## Records
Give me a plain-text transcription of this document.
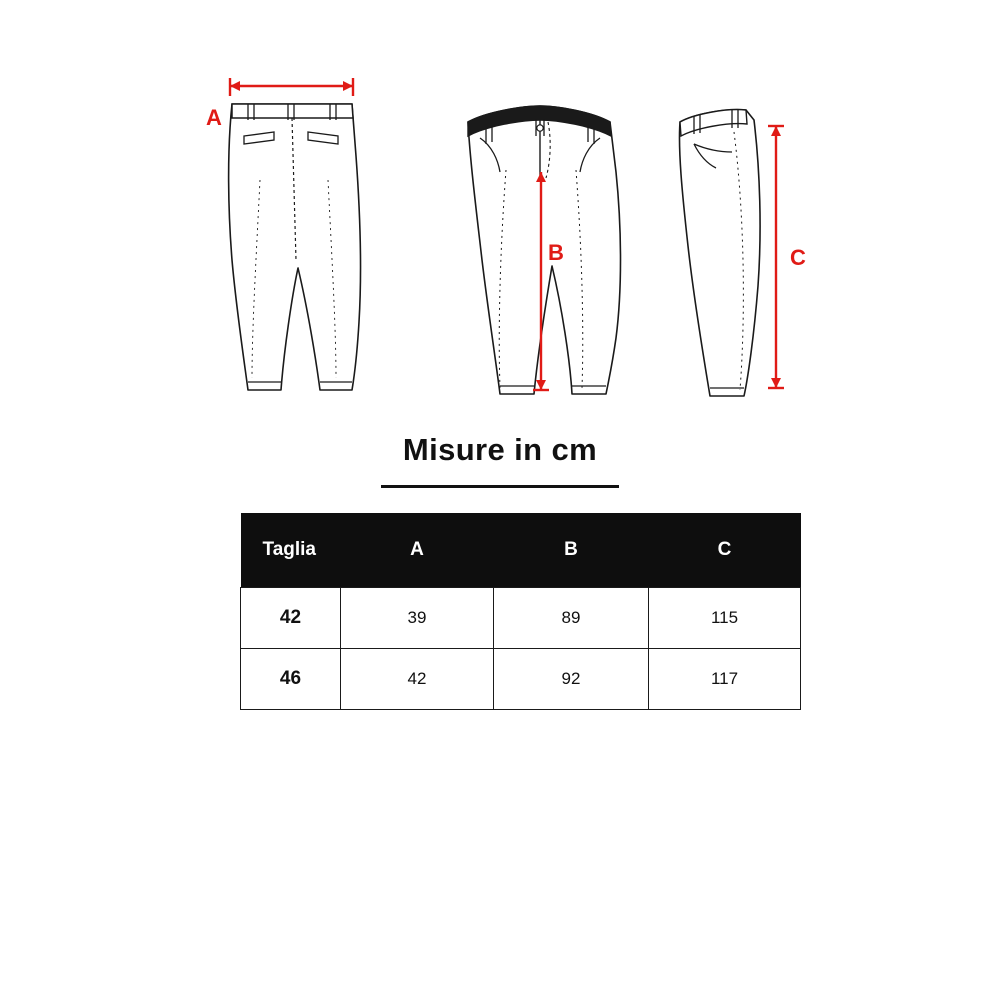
A
B	C
Misure in cm
Taglia	A	B	C
42	39	89	115
46	42	92	117
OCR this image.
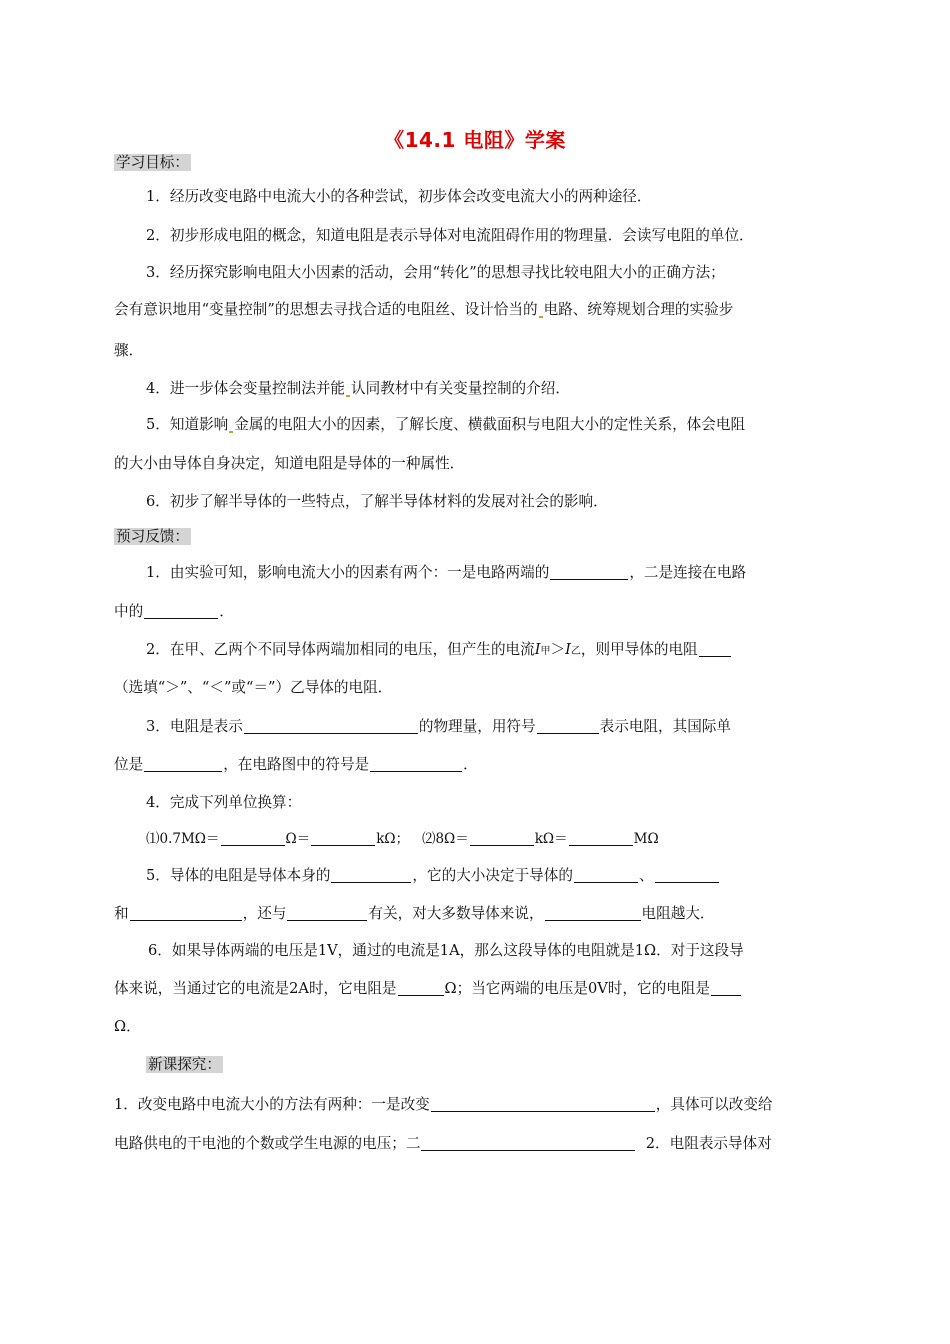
《14.1 电阻》学案
学习目标：
1．经历改变电路中电流大小的各种尝试，初步体会改变电流大小的两种途径．
2．初步形成电阻的概念，知道电阻是表示导体对电流阻碍作用的物理量．会读写电阻的单位．
3．经历探究影响电阻大小因素的活动，会用“转化”的思想寻找比较电阻大小的正确方法；
会有意识地用“变量控制”的思想去寻找合适的电阻丝、设计恰当的 电路、统筹规划合理的实验步
骤．
4．进一步体会变量控制法并能 认同教材中有关变量控制的介绍．
5．知道影响 金属的电阻大小的因素，了解长度、横截面积与电阻大小的定性关系，体会电阻
的大小由导体自身决定，知道电阻是导体的一种属性．
6．初步了解半导体的一些特点，了解半导体材料的发展对社会的影响．
预习反馈：
1．由实验可知，影响电流大小的因素有两个：一是电路两端的	，二是连接在电路
中的	．
2．在甲、乙两个不同导体两端加相同的电压，但产生的电流I甲＞I乙，则甲导体的电阻
（选填“＞”、“＜”或“＝”）乙导体的电阻．
3．电阻是表示	的物理量，用符号	表示电阻，其国际单
位是	，在电路图中的符号是	．
4．完成下列单位换算：
⑴0.7MΩ＝	Ω＝	kΩ； ⑵8Ω＝	kΩ＝	MΩ
5．导体的电阻是导体本身的	，它的大小决定于导体的	、
和	，还与	有关，对大多数导体来说，	电阻越大．
6．如果导体两端的电压是1V，通过的电流是1A，那么这段导体的电阻就是1Ω．对于这段导
体来说，当通过它的电流是2A时，它电阻是	Ω；当它两端的电压是0V时，它的电阻是
Ω．
新课探究：
1．改变电路中电流大小的方法有两种：一是改变	，具体可以改变给
电路供电的干电池的个数或学生电源的电压；二	2．电阻表示导体对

## Description of the task
Copy each line of the data that contains the word "this".

## Written answer
Give me a plain-text transcription of this document.
OCR this image.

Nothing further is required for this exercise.